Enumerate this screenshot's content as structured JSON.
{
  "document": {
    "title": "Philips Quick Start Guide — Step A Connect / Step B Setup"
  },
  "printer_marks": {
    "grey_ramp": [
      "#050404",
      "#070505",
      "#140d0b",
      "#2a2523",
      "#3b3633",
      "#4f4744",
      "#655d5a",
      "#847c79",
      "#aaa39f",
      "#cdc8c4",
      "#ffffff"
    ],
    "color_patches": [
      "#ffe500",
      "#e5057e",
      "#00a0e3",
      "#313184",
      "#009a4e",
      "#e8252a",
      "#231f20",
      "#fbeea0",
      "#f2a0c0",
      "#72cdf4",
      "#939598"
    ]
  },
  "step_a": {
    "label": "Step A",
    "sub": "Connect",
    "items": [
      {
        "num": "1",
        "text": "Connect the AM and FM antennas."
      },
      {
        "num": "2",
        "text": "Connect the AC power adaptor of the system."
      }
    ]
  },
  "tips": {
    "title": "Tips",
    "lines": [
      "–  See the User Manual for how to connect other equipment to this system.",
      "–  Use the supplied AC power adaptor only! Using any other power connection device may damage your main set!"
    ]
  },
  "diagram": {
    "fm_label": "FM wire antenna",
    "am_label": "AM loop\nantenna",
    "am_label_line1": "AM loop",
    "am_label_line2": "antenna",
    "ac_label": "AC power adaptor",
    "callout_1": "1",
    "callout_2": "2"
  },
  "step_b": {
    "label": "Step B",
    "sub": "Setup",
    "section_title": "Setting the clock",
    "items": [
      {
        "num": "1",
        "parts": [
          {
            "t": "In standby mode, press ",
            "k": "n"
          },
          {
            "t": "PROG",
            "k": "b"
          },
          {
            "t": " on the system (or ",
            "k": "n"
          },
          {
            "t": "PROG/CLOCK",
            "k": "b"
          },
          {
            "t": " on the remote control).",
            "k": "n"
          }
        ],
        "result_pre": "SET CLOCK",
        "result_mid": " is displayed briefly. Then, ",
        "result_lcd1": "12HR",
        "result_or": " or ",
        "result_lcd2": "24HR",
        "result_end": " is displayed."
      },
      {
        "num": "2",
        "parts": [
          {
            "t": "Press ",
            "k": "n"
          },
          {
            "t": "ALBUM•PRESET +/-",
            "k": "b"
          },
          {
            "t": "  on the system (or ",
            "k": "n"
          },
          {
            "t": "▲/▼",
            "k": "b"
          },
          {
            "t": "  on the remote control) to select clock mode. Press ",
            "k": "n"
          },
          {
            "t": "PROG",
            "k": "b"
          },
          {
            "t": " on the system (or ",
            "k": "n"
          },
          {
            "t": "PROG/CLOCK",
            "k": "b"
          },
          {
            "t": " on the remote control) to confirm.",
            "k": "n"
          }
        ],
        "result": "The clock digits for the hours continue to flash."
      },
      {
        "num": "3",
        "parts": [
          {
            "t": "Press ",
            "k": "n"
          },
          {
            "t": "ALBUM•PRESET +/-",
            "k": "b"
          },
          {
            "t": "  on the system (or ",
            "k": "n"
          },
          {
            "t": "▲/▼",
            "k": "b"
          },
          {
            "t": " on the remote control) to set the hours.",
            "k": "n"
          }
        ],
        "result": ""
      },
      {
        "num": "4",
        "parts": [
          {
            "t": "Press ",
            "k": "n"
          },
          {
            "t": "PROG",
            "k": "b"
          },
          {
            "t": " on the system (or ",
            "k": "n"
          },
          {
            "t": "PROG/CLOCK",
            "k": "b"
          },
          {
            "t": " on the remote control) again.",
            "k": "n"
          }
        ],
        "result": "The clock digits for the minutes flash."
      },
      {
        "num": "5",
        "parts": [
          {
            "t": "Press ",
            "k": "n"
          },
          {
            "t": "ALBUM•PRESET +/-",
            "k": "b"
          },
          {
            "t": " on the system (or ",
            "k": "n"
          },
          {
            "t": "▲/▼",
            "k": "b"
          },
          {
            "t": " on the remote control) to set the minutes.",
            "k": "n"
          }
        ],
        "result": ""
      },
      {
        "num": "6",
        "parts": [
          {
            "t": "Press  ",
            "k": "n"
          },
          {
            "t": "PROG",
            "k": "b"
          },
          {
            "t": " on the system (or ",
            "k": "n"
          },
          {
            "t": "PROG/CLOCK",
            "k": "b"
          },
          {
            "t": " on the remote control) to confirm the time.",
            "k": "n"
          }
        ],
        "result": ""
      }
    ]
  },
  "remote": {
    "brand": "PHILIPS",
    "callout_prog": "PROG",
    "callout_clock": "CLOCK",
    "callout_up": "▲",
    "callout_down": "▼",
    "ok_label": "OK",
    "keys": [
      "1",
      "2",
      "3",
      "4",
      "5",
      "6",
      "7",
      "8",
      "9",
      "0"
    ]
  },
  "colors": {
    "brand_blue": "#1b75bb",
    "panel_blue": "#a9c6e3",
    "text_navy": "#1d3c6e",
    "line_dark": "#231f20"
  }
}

• • •

» Objective
Return the entries above exactly as they appear.

» Result
Enumerate this screenshot's content as structured JSON.
{
  "document": {
    "title": "Philips Quick Start Guide — Step A Connect / Step B Setup"
  },
  "printer_marks": {
    "grey_ramp": [
      "#050404",
      "#070505",
      "#140d0b",
      "#2a2523",
      "#3b3633",
      "#4f4744",
      "#655d5a",
      "#847c79",
      "#aaa39f",
      "#cdc8c4",
      "#ffffff"
    ],
    "color_patches": [
      "#ffe500",
      "#e5057e",
      "#00a0e3",
      "#313184",
      "#009a4e",
      "#e8252a",
      "#231f20",
      "#fbeea0",
      "#f2a0c0",
      "#72cdf4",
      "#939598"
    ]
  },
  "step_a": {
    "label": "Step A",
    "sub": "Connect",
    "items": [
      {
        "num": "1",
        "text": "Connect the AM and FM antennas."
      },
      {
        "num": "2",
        "text": "Connect the AC power adaptor of the system."
      }
    ]
  },
  "tips": {
    "title": "Tips",
    "lines": [
      "–  See the User Manual for how to connect other equipment to this system.",
      "–  Use the supplied AC power adaptor only! Using any other power connection device may damage your main set!"
    ]
  },
  "diagram": {
    "fm_label": "FM wire antenna",
    "am_label": "AM loop\nantenna",
    "am_label_line1": "AM loop",
    "am_label_line2": "antenna",
    "ac_label": "AC power adaptor",
    "callout_1": "1",
    "callout_2": "2"
  },
  "step_b": {
    "label": "Step B",
    "sub": "Setup",
    "section_title": "Setting the clock",
    "items": [
      {
        "num": "1",
        "parts": [
          {
            "t": "In standby mode, press ",
            "k": "n"
          },
          {
            "t": "PROG",
            "k": "b"
          },
          {
            "t": " on the system (or ",
            "k": "n"
          },
          {
            "t": "PROG/CLOCK",
            "k": "b"
          },
          {
            "t": " on the remote control).",
            "k": "n"
          }
        ],
        "result_pre": "SET CLOCK",
        "result_mid": " is displayed briefly. Then, ",
        "result_lcd1": "12HR",
        "result_or": " or ",
        "result_lcd2": "24HR",
        "result_end": " is displayed."
      },
      {
        "num": "2",
        "parts": [
          {
            "t": "Press ",
            "k": "n"
          },
          {
            "t": "ALBUM•PRESET +/-",
            "k": "b"
          },
          {
            "t": "  on the system (or ",
            "k": "n"
          },
          {
            "t": "▲/▼",
            "k": "b"
          },
          {
            "t": "  on the remote control) to select clock mode. Press ",
            "k": "n"
          },
          {
            "t": "PROG",
            "k": "b"
          },
          {
            "t": " on the system (or ",
            "k": "n"
          },
          {
            "t": "PROG/CLOCK",
            "k": "b"
          },
          {
            "t": " on the remote control) to confirm.",
            "k": "n"
          }
        ],
        "result": "The clock digits for the hours continue to flash."
      },
      {
        "num": "3",
        "parts": [
          {
            "t": "Press ",
            "k": "n"
          },
          {
            "t": "ALBUM•PRESET +/-",
            "k": "b"
          },
          {
            "t": "  on the system (or ",
            "k": "n"
          },
          {
            "t": "▲/▼",
            "k": "b"
          },
          {
            "t": " on the remote control) to set the hours.",
            "k": "n"
          }
        ],
        "result": ""
      },
      {
        "num": "4",
        "parts": [
          {
            "t": "Press ",
            "k": "n"
          },
          {
            "t": "PROG",
            "k": "b"
          },
          {
            "t": " on the system (or ",
            "k": "n"
          },
          {
            "t": "PROG/CLOCK",
            "k": "b"
          },
          {
            "t": " on the remote control) again.",
            "k": "n"
          }
        ],
        "result": "The clock digits for the minutes flash."
      },
      {
        "num": "5",
        "parts": [
          {
            "t": "Press ",
            "k": "n"
          },
          {
            "t": "ALBUM•PRESET +/-",
            "k": "b"
          },
          {
            "t": " on the system (or ",
            "k": "n"
          },
          {
            "t": "▲/▼",
            "k": "b"
          },
          {
            "t": " on the remote control) to set the minutes.",
            "k": "n"
          }
        ],
        "result": ""
      },
      {
        "num": "6",
        "parts": [
          {
            "t": "Press  ",
            "k": "n"
          },
          {
            "t": "PROG",
            "k": "b"
          },
          {
            "t": " on the system (or ",
            "k": "n"
          },
          {
            "t": "PROG/CLOCK",
            "k": "b"
          },
          {
            "t": " on the remote control) to confirm the time.",
            "k": "n"
          }
        ],
        "result": ""
      }
    ]
  },
  "remote": {
    "brand": "PHILIPS",
    "callout_prog": "PROG",
    "callout_clock": "CLOCK",
    "callout_up": "▲",
    "callout_down": "▼",
    "ok_label": "OK",
    "keys": [
      "1",
      "2",
      "3",
      "4",
      "5",
      "6",
      "7",
      "8",
      "9",
      "0"
    ]
  },
  "colors": {
    "brand_blue": "#1b75bb",
    "panel_blue": "#a9c6e3",
    "text_navy": "#1d3c6e",
    "line_dark": "#231f20"
  }
}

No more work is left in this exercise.